• _Written request_: Collect the lines of the entries where "Battlefield" shows up.

(Saved entries)
------------------------------------------------------------

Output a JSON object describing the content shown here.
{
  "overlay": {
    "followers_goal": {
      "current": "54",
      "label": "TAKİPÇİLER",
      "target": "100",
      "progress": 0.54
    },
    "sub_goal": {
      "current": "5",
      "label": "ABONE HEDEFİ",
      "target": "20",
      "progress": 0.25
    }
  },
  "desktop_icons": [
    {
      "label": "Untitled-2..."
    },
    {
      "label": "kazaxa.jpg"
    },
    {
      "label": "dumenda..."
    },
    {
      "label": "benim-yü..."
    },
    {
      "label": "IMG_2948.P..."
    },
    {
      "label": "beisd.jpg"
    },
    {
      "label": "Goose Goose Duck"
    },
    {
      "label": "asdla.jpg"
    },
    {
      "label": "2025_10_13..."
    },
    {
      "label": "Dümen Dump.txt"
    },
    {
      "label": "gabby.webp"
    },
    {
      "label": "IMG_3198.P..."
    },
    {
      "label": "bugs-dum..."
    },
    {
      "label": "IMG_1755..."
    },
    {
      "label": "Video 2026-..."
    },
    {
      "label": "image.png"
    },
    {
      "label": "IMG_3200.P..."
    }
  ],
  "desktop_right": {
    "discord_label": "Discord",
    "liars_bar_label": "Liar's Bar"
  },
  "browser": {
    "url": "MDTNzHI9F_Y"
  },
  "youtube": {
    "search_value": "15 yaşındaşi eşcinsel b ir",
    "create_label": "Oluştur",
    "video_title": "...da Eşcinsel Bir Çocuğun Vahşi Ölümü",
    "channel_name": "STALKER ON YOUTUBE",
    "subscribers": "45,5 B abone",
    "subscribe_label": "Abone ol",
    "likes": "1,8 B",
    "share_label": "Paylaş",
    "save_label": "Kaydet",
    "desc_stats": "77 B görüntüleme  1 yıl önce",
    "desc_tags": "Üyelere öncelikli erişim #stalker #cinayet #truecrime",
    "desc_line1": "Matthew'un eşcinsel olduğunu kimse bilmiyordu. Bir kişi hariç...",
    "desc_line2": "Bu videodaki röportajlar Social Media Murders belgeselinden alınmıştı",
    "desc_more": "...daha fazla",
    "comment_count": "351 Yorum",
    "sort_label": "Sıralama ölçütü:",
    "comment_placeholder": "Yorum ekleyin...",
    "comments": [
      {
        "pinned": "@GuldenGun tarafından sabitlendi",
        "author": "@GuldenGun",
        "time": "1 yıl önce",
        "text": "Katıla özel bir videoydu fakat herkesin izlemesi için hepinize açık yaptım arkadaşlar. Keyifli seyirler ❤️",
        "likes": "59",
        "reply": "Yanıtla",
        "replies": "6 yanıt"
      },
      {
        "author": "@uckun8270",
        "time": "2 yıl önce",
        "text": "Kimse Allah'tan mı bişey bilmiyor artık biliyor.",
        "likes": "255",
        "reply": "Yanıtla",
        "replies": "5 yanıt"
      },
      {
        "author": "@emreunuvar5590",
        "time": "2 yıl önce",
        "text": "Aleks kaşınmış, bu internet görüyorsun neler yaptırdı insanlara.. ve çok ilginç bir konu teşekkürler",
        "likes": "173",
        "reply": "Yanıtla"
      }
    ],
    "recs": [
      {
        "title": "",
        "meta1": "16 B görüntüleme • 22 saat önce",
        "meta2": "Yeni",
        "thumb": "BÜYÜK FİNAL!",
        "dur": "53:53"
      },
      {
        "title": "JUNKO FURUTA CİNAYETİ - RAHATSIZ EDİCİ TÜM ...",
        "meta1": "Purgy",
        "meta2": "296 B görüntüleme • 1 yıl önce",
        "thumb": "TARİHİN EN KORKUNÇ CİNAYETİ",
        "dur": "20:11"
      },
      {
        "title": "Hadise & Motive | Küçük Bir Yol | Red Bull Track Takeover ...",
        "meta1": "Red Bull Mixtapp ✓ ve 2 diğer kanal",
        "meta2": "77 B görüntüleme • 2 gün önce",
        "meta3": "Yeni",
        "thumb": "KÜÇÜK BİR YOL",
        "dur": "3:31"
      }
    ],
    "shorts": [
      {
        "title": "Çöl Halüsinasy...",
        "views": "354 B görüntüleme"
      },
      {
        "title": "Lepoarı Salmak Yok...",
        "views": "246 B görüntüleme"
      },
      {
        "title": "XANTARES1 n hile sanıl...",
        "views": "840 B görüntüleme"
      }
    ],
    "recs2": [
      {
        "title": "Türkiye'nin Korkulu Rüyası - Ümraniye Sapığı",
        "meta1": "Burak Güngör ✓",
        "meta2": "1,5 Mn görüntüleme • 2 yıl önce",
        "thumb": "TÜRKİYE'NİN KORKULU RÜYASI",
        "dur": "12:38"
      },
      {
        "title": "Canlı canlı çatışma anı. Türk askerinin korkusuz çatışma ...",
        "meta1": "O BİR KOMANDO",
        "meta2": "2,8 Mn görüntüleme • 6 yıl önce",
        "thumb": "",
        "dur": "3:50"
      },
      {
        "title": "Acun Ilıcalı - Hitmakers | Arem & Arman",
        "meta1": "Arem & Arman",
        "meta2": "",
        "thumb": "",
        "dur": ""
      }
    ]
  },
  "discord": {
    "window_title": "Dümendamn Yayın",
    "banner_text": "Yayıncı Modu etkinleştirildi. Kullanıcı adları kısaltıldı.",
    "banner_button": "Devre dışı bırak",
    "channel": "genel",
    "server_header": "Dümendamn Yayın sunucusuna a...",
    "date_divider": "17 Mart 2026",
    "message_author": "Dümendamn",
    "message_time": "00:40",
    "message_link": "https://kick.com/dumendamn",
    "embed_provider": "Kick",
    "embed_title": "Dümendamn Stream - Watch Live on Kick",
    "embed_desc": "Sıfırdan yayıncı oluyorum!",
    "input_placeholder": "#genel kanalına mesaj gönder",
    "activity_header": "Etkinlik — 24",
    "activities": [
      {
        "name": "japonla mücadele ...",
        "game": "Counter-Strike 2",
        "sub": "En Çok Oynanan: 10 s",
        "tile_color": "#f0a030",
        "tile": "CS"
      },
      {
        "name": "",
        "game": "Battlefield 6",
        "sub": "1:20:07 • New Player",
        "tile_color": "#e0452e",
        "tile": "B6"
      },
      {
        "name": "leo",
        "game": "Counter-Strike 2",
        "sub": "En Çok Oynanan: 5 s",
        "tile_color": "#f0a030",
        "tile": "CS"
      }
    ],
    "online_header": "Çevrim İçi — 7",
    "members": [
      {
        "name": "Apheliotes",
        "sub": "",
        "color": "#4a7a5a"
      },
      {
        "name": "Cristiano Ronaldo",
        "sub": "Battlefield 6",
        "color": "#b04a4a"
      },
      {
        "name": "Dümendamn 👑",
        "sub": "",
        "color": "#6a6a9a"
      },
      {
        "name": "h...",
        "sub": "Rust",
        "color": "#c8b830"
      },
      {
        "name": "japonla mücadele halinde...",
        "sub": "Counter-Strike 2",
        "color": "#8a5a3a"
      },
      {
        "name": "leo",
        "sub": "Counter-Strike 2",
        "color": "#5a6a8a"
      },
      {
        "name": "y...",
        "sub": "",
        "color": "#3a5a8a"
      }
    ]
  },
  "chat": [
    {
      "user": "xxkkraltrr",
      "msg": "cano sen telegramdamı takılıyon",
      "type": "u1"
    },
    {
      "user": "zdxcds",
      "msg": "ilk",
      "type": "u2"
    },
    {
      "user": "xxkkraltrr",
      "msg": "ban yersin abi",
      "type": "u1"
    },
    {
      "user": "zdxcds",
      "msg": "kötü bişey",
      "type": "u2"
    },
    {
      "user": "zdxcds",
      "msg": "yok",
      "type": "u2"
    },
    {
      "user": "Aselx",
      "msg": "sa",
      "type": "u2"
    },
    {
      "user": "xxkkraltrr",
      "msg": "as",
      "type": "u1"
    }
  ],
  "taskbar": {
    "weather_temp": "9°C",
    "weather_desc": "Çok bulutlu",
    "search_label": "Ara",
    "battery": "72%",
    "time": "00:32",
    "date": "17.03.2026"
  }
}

------------------------------------------------------------

• _Result_:
        "game": "Battlefield 6",
        "sub": "Battlefield 6",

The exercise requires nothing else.